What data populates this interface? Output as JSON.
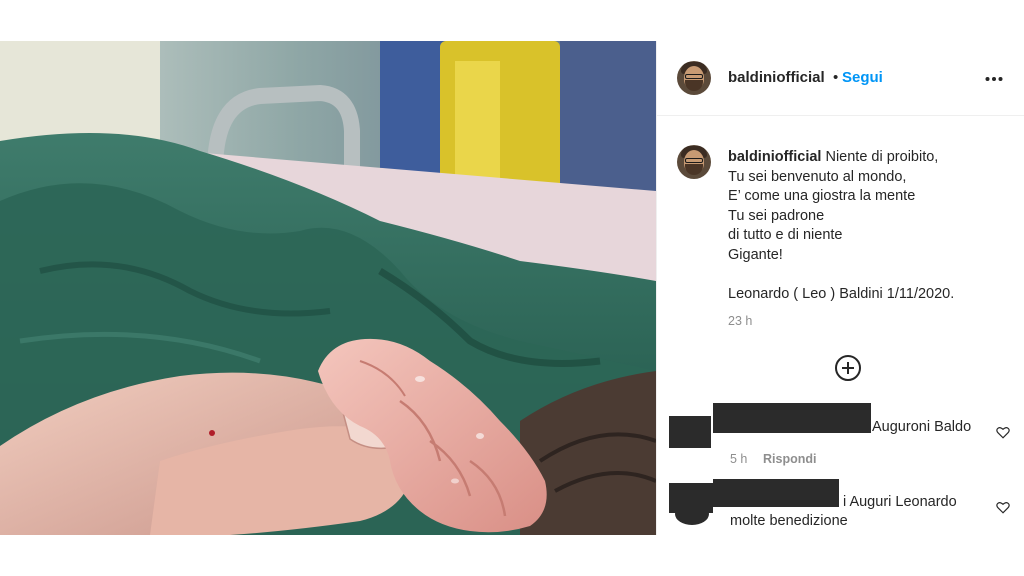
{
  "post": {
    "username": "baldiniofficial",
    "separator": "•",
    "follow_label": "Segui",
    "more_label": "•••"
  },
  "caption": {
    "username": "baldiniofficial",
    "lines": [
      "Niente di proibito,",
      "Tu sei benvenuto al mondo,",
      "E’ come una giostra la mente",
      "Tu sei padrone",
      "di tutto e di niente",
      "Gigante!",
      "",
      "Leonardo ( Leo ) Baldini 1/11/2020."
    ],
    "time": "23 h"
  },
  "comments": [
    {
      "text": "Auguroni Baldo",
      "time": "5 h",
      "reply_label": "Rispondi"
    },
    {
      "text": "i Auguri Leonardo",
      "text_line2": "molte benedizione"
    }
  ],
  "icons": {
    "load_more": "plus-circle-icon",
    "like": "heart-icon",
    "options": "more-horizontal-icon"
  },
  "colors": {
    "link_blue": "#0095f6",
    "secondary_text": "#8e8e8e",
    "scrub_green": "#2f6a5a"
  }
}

•••

**Problem details**: The material above holds pictures; copy everything else in it exactly.

**Solution for this exercise**:
What data populates this interface? Output as JSON.
{
  "post": {
    "username": "baldiniofficial",
    "separator": "•",
    "follow_label": "Segui",
    "more_label": "•••"
  },
  "caption": {
    "username": "baldiniofficial",
    "lines": [
      "Niente di proibito,",
      "Tu sei benvenuto al mondo,",
      "E’ come una giostra la mente",
      "Tu sei padrone",
      "di tutto e di niente",
      "Gigante!",
      "",
      "Leonardo ( Leo ) Baldini 1/11/2020."
    ],
    "time": "23 h"
  },
  "comments": [
    {
      "text": "Auguroni Baldo",
      "time": "5 h",
      "reply_label": "Rispondi"
    },
    {
      "text": "i Auguri Leonardo",
      "text_line2": "molte benedizione"
    }
  ],
  "icons": {
    "load_more": "plus-circle-icon",
    "like": "heart-icon",
    "options": "more-horizontal-icon"
  },
  "colors": {
    "link_blue": "#0095f6",
    "secondary_text": "#8e8e8e",
    "scrub_green": "#2f6a5a"
  }
}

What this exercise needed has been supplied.